To be done: Format the lines from the start of the material through the line containing "wifi-icon[interactable] (15, 468, 35, 484)" as a JSON list of strings, one string per line, with blank lines omitted.

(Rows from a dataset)
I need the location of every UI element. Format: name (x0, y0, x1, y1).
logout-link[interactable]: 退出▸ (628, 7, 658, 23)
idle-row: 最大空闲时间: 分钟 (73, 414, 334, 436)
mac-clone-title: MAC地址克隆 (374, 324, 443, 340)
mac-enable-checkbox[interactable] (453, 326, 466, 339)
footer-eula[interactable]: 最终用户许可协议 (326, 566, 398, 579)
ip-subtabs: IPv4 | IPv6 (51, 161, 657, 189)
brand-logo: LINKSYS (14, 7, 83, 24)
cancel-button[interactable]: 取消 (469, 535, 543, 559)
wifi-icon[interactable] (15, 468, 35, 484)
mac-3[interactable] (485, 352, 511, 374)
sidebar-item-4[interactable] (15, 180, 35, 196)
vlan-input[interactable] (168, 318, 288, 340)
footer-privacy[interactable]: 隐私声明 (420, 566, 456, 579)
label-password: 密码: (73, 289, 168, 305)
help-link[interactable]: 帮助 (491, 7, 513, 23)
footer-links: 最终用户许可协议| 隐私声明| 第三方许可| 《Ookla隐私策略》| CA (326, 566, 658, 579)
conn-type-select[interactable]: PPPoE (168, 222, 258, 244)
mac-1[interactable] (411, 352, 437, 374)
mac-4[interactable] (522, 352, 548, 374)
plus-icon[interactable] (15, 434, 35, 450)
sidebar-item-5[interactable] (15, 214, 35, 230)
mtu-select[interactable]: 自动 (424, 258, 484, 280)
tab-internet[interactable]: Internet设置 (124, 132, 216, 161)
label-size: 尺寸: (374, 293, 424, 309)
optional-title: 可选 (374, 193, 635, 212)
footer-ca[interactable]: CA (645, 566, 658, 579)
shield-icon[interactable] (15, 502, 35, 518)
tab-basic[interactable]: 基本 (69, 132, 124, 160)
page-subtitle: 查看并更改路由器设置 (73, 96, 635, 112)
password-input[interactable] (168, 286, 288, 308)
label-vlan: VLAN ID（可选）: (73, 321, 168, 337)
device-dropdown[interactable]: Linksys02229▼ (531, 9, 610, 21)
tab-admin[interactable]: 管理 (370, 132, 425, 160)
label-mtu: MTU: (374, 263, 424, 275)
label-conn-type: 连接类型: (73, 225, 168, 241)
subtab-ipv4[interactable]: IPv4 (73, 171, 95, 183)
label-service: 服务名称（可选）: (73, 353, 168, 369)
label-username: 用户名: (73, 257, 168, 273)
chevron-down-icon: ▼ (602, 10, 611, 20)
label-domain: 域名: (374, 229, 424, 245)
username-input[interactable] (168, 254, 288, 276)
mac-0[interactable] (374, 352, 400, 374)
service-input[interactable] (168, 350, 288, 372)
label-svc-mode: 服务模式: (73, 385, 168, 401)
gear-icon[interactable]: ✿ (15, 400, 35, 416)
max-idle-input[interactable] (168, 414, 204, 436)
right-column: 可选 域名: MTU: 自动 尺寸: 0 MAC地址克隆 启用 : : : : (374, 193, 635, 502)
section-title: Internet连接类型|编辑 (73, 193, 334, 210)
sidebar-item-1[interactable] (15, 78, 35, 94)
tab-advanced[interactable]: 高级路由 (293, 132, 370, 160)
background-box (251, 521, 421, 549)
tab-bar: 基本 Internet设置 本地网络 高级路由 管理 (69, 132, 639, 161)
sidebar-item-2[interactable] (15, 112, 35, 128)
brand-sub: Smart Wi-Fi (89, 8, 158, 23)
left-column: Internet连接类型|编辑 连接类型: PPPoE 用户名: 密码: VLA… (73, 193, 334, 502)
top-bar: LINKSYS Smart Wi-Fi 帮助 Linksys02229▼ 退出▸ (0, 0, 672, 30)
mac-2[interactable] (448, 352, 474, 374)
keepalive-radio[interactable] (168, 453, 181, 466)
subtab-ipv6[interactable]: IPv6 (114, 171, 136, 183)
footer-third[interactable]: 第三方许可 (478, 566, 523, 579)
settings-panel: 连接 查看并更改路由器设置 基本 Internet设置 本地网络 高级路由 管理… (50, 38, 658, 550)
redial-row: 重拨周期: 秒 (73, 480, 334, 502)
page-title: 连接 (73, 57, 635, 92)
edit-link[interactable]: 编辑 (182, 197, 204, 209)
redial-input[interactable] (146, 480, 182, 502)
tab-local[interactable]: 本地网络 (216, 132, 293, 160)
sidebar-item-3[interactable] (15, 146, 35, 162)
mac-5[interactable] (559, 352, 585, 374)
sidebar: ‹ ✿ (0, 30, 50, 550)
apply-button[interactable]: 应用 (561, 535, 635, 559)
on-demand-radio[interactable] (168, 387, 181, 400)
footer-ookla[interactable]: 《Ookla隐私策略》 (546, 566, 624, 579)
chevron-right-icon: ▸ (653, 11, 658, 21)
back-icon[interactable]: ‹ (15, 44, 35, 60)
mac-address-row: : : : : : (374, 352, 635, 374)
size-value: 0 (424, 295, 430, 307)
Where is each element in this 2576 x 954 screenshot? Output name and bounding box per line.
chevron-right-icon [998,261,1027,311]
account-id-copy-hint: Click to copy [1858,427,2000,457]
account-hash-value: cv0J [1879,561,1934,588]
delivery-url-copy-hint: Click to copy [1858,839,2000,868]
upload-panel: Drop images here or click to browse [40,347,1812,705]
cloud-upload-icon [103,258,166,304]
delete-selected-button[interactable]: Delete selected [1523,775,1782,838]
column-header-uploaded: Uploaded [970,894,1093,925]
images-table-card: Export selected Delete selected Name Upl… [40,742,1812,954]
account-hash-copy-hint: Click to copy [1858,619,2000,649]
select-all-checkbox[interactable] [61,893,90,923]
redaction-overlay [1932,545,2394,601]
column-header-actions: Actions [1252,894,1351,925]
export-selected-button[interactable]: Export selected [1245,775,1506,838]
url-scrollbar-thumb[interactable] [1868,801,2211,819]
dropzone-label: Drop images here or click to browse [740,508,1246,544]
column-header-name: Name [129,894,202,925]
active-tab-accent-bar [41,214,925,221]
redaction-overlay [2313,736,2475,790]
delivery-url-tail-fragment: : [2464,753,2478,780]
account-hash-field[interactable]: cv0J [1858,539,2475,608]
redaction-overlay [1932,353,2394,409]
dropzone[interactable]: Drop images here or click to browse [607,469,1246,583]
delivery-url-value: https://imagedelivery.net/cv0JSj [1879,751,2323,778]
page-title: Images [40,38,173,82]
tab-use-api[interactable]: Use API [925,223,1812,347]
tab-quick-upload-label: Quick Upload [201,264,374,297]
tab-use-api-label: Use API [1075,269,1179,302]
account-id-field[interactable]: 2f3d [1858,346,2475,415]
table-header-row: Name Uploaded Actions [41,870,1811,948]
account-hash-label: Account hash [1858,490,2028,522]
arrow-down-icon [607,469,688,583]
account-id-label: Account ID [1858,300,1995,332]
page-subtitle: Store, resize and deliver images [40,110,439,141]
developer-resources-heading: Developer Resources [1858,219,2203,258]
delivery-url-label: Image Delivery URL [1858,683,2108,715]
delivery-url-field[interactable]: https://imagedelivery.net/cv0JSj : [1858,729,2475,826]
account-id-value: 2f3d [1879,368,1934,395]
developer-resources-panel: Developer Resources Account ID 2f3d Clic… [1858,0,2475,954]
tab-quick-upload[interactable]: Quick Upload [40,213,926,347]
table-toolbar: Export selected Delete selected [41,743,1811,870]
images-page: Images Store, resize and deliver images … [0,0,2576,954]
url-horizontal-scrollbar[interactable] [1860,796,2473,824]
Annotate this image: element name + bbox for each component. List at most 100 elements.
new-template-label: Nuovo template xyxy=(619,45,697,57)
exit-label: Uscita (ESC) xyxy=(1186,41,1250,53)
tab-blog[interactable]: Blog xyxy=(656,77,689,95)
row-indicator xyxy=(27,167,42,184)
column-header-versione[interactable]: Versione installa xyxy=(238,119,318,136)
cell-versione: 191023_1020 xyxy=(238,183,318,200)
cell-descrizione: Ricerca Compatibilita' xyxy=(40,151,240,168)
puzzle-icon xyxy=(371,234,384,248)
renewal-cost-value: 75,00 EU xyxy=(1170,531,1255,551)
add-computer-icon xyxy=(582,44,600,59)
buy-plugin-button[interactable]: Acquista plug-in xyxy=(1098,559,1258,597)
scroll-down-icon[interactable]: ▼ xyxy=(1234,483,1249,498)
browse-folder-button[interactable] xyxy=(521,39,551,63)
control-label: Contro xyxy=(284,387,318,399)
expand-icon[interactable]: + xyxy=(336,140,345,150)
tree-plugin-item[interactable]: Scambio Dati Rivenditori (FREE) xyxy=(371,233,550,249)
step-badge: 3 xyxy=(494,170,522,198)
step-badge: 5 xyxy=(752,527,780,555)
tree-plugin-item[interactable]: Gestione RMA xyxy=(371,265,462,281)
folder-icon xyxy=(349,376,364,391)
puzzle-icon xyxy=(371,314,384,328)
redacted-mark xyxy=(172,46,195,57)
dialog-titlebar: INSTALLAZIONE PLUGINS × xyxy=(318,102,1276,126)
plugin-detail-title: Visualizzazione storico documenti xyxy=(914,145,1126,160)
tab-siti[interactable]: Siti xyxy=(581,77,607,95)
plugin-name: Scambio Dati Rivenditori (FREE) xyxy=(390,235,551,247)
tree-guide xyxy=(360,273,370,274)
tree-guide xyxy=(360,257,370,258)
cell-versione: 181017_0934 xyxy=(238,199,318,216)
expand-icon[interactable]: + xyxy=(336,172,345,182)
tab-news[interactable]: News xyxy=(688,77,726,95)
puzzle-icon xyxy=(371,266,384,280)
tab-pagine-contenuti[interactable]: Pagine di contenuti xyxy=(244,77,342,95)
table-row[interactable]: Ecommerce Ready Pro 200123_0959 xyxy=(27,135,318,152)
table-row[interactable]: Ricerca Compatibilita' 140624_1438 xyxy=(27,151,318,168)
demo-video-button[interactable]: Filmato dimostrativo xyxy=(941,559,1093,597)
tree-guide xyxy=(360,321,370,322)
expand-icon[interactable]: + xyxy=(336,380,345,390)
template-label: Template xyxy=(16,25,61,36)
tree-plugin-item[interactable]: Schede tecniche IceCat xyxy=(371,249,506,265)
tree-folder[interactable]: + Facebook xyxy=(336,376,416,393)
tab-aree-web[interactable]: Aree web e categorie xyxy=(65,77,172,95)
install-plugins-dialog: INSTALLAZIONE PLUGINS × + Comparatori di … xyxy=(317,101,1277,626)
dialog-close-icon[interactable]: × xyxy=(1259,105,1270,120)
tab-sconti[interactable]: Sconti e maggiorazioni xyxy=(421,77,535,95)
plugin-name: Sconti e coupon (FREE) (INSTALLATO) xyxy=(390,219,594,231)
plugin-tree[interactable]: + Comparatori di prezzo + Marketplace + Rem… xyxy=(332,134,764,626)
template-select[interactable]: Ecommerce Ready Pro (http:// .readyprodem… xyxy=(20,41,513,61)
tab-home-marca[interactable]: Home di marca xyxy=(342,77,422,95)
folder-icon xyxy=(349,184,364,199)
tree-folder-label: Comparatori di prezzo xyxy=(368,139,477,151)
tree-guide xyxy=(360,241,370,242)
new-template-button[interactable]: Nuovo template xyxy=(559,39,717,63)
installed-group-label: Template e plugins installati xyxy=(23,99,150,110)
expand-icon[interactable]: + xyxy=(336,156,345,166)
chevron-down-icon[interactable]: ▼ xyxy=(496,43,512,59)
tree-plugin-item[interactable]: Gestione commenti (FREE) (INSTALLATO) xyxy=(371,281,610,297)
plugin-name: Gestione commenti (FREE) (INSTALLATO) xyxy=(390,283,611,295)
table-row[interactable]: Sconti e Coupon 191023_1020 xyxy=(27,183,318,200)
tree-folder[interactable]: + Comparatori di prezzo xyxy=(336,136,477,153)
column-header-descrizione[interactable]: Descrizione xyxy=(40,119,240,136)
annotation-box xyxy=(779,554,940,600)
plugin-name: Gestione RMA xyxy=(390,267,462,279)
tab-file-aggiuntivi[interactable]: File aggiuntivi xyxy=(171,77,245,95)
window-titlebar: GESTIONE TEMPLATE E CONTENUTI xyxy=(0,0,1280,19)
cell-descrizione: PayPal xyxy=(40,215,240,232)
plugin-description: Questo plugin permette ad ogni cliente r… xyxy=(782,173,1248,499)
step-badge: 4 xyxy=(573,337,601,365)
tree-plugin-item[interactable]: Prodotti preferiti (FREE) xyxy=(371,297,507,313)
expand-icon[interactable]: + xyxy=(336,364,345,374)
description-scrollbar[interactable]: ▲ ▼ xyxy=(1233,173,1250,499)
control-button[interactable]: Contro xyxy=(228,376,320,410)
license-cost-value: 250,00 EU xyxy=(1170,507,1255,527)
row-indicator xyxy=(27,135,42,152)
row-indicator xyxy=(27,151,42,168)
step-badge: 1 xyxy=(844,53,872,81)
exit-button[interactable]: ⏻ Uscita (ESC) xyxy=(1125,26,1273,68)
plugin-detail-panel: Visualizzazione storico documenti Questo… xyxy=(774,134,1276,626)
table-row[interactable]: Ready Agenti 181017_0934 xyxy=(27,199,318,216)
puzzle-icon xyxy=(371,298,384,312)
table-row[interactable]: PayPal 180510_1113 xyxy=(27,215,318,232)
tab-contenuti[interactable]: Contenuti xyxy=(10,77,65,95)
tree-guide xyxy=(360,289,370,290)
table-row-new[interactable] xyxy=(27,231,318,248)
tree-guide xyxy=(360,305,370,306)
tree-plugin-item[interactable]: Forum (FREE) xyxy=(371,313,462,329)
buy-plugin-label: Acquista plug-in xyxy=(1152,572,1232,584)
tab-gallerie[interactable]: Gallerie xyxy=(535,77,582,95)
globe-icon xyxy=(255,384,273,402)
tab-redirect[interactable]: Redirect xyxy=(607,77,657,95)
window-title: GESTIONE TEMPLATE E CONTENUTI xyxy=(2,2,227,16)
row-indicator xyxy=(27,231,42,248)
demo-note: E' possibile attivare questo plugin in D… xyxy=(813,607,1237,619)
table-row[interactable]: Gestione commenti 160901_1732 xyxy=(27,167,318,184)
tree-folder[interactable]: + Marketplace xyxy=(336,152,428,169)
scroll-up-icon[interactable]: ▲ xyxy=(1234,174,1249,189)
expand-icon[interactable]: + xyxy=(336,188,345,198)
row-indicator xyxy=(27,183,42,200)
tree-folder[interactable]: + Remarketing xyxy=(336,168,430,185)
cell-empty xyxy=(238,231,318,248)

Output of the exercise:
[
  "I need the location of every UI element. Format: name (x0, y0, x1, y1).",
  "logout-link[interactable]: 退出▸ (628, 7, 658, 23)",
  "idle-row: 最大空闲时间: 分钟 (73, 414, 334, 436)",
  "mac-clone-title: MAC地址克隆 (374, 324, 443, 340)",
  "mac-enable-checkbox[interactable] (453, 326, 466, 339)",
  "footer-eula[interactable]: 最终用户许可协议 (326, 566, 398, 579)",
  "ip-subtabs: IPv4 | IPv6 (51, 161, 657, 189)",
  "brand-logo: LINKSYS (14, 7, 83, 24)",
  "cancel-button[interactable]: 取消 (469, 535, 543, 559)",
  "wifi-icon[interactable] (15, 468, 35, 484)"
]